==== Text section ====
If you instead shuffle on [/sender, /recipient]
, each
pair of accounts ("alice -> bob", "alice -> carol", "bob -> carol")
is allocated a register.
Transformations of a derivation may have different shuffle keys, but the number of key components and their JSON types must agree. Two transformations could map on [/sender] and [/recipient], but not [/sender] and [/recipient, /sender].
Registers are best suited for relatively small, fast-changing documents that are shared within and across the transformations of a derivation. The number of registers indexed within a derivation may be very large, and if a register has never before been used, it starts with a user-defined initial value. From there, registers may be modified through an update lambda.
info
Under the hood, registers are backed by replicated, embedded RocksDB instances, which co-locate with the lambda execution contexts that Flow manages. As contexts are assigned and re-assigned, their register databases travel with them.
If any single RocksDB instance becomes too large, Flow is able to perform an online split, which subdivides its contents into two new databases — and paired execution contexts — which are re-assigned to other machines.
Lambdas
Lambdas are user-defined functions that are invoked by derivations. They accept documents as arguments and return transformed documents in response. Lambdas can be used to update registers, publish documents into a derived collection, or compute a non-trivial shuffle key of a document.
Beta
The ability for lambdas to compute a document's shuffle key is coming soon.
Flow supports TypeScript lambdas, which you define in an accompanying TypeScript module
and reference in a derivation's typescript
stanzas.
See the derivation specification and Creating TypeScript modules for more details on how to get started.
TypeScript lambdas are "serverless"; Flow manages the execution and scaling of your Lambda on your behalf.
Alternatively, Flow also supports remote lambdas, which invoke an HTTP endpoint you provide, such as an AWS Lambda or Google Cloud Run function.
In terms of the MapReduce functional programming paradigm, Flow lambdas are mappers, which map documents into new user-defined shapes. Reductions are implemented by Flow using the reduction annotations of your collection schemas.
==== Entries ====
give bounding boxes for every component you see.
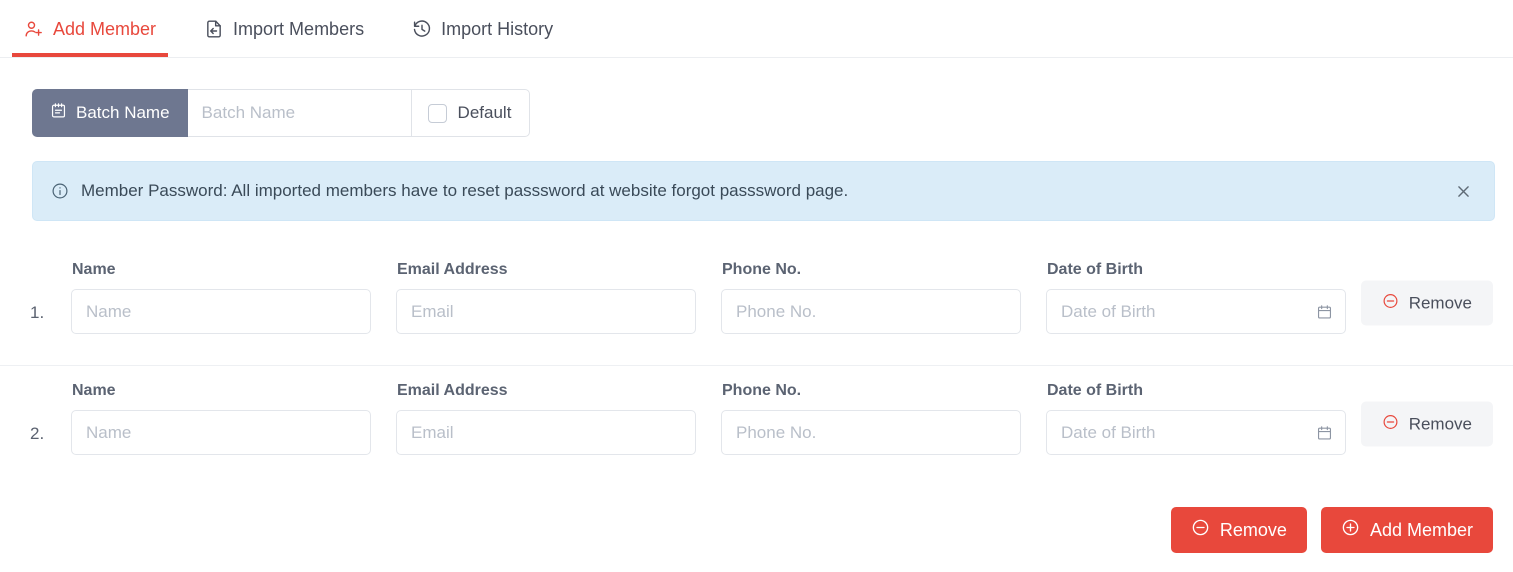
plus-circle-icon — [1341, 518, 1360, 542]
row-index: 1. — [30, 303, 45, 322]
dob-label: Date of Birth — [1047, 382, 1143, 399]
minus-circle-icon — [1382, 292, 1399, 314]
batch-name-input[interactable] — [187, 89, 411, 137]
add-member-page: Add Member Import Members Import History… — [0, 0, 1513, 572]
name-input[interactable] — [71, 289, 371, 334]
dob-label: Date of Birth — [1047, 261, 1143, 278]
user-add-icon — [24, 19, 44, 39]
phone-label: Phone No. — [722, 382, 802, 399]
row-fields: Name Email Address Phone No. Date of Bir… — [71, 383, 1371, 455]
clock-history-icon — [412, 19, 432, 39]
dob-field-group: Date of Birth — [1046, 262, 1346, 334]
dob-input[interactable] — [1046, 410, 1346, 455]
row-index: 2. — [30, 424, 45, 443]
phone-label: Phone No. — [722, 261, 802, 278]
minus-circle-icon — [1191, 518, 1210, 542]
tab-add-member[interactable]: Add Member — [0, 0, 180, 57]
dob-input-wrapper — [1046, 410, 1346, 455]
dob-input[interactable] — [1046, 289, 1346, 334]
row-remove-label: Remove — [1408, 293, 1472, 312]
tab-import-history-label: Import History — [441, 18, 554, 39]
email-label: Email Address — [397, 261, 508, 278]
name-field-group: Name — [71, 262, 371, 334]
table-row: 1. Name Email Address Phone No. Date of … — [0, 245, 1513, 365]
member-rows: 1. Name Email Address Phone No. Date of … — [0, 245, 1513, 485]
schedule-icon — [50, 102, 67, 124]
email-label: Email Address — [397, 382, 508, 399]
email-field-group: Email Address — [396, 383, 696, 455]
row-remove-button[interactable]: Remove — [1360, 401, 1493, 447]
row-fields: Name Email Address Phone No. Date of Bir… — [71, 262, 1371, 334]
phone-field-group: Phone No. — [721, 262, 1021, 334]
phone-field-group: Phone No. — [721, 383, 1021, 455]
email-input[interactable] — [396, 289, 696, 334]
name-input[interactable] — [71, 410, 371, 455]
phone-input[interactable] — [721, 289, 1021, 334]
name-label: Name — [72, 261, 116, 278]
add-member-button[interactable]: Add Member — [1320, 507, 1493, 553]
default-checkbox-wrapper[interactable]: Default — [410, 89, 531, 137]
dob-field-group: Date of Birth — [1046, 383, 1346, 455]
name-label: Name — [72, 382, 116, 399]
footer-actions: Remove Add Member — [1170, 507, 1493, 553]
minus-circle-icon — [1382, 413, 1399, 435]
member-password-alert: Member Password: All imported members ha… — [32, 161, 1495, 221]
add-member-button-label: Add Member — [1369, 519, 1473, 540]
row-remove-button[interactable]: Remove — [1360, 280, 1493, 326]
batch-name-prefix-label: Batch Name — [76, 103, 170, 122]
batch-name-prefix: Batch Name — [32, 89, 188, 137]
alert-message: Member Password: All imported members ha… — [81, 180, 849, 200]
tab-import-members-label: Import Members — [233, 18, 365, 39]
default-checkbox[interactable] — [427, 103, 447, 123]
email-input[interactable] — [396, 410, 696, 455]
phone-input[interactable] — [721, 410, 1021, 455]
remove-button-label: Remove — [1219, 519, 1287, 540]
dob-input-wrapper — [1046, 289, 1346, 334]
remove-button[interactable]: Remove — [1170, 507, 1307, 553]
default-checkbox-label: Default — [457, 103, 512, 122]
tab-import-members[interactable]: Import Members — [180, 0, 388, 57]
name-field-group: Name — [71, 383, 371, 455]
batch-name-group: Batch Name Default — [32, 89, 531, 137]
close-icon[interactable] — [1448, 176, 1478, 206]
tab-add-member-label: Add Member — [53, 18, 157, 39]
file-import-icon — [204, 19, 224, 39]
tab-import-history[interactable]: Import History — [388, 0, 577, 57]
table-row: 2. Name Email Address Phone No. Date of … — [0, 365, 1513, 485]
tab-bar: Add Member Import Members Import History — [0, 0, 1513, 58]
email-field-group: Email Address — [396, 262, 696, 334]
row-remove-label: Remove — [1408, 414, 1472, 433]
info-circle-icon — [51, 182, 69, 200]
====
==== Entries ====
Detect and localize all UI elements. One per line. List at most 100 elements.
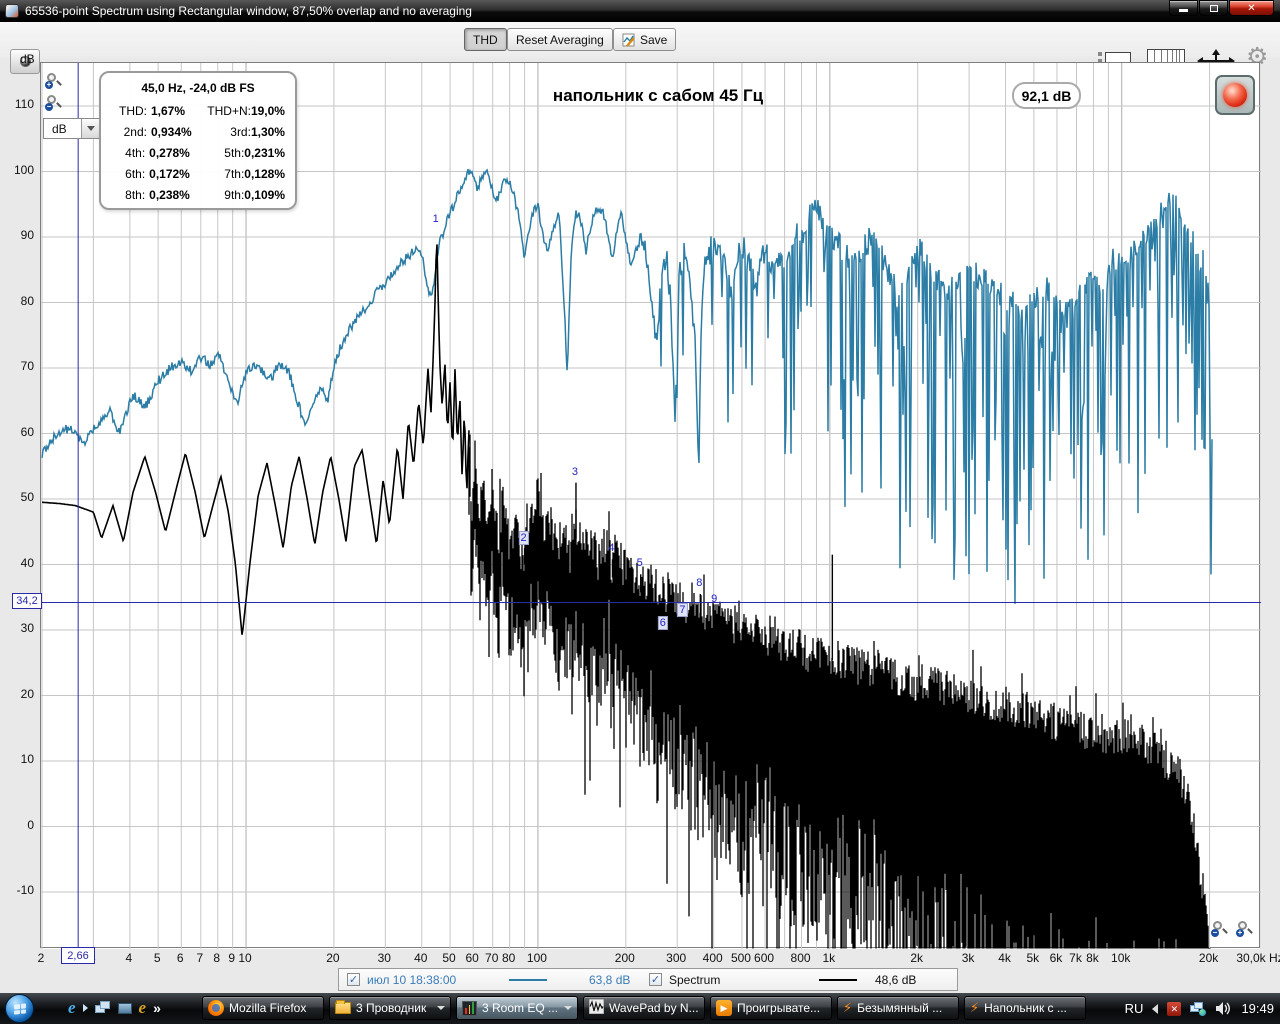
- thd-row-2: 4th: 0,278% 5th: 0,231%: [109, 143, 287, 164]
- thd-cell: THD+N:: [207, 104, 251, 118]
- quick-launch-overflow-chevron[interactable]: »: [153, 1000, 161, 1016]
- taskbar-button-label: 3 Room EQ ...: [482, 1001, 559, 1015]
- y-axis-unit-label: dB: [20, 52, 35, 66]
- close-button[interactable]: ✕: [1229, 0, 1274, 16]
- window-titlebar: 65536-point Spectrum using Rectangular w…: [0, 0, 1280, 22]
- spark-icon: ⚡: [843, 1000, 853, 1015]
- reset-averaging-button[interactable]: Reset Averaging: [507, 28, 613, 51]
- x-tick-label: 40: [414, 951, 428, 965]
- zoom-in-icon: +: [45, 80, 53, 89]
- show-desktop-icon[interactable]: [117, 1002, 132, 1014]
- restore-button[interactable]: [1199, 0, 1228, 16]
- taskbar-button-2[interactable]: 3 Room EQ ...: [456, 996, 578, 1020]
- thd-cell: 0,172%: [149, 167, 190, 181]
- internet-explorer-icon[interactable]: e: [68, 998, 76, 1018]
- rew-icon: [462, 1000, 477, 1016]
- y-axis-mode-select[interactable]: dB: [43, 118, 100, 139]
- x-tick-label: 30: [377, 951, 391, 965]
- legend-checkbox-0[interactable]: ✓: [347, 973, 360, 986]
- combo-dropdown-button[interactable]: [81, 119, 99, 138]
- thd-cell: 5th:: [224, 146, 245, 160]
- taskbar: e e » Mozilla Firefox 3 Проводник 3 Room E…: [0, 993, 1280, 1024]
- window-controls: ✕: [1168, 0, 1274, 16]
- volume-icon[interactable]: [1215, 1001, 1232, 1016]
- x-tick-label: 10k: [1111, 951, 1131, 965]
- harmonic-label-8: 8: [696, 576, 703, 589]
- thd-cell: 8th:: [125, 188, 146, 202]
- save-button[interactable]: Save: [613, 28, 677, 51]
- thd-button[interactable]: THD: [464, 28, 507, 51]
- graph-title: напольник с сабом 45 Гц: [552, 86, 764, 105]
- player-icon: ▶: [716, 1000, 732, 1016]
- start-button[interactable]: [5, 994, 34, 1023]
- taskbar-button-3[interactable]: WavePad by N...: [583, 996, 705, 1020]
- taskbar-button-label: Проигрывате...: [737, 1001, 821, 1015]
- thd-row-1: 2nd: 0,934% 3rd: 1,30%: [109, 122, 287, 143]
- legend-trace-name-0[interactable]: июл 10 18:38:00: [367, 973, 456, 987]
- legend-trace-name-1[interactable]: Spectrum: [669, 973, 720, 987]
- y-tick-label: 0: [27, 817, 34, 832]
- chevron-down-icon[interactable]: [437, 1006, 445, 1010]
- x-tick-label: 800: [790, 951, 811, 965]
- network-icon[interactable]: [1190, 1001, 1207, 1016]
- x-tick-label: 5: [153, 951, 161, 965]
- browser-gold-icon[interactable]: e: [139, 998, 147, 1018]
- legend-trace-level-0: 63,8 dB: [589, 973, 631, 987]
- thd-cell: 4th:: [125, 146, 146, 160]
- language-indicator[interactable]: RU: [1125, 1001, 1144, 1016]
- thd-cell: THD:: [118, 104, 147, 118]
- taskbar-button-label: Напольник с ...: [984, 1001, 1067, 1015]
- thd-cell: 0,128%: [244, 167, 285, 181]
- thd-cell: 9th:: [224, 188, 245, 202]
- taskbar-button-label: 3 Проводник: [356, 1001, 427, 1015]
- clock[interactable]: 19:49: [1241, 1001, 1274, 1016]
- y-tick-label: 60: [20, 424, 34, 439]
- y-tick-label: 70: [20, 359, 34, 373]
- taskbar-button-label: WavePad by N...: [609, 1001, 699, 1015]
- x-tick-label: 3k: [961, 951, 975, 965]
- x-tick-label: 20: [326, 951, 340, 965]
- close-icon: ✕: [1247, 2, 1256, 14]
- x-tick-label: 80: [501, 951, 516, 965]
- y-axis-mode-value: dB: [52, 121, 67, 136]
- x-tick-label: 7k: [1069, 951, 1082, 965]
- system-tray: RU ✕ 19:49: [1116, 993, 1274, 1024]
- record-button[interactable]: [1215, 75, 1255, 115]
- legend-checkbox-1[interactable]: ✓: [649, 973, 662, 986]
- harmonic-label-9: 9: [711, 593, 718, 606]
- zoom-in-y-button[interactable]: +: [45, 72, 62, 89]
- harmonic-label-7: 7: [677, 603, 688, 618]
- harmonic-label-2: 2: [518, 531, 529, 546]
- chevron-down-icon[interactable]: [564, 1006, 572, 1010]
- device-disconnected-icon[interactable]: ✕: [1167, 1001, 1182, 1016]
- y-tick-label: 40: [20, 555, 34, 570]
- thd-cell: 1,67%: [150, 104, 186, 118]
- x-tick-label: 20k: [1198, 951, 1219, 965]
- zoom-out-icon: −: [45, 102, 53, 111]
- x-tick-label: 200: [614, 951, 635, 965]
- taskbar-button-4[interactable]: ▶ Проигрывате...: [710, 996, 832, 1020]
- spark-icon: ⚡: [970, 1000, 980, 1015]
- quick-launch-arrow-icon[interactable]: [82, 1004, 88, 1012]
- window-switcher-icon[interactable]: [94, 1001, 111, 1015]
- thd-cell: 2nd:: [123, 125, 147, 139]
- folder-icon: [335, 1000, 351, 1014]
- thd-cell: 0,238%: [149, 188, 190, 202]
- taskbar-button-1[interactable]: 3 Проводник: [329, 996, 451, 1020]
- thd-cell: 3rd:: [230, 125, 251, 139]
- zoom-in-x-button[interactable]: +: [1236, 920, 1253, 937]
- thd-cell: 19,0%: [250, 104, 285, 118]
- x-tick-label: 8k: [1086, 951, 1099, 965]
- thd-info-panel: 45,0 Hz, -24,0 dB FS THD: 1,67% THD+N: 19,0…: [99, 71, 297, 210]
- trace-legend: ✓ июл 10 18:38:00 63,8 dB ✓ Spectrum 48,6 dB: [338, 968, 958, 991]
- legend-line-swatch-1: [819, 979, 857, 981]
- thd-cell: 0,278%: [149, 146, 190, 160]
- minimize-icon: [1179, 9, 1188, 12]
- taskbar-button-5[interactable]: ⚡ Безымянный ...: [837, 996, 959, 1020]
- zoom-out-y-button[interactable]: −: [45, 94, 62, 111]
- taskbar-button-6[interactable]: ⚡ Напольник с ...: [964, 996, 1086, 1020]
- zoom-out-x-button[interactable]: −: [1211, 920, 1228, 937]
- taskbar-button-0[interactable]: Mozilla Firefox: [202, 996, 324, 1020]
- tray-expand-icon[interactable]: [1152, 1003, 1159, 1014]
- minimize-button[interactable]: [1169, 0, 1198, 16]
====
◆ Exercise brief
Continue the text on Flow registers and lambdas from its last sentence.

◆ Solved exercise
Publish lambdas
A publish lambda publishes documents into the derived collection.
To illustrate first with an example, suppose you must know the last transfer from each sender that was over $100:
- last-large-send.flow.yaml
- last-large-send.ts
- last-large-send-test.flow.yaml
import:
- transfers.flow.yaml
collections:
examples/acmeBank/last-large-send:
schema: transfers.schema.yaml
key: [/sender]
derivation:
typescript:
module: last-large-send.ts
transform:
fromTransfers:
source:
name: examples/acmeBank/transfers
publish:
lambda: typescript
import { IDerivation, Document, Register, FromTransfersSource } from 'flow/examples/acmeBank/last-large-send';
// Implementation for derivation last-large-send.flow.yaml#/collections/examples~1acmeBank~1last-large-send/derivation.
export class Derivation implements IDerivation {
fromTransfersPublish(
source: FromTransfersSource,
_register: Register,
_previous: Register,
): Document[] {
if (source.amount > 100) {
return [source]; // This is a large send.
}
return []; // Filter this `source` document.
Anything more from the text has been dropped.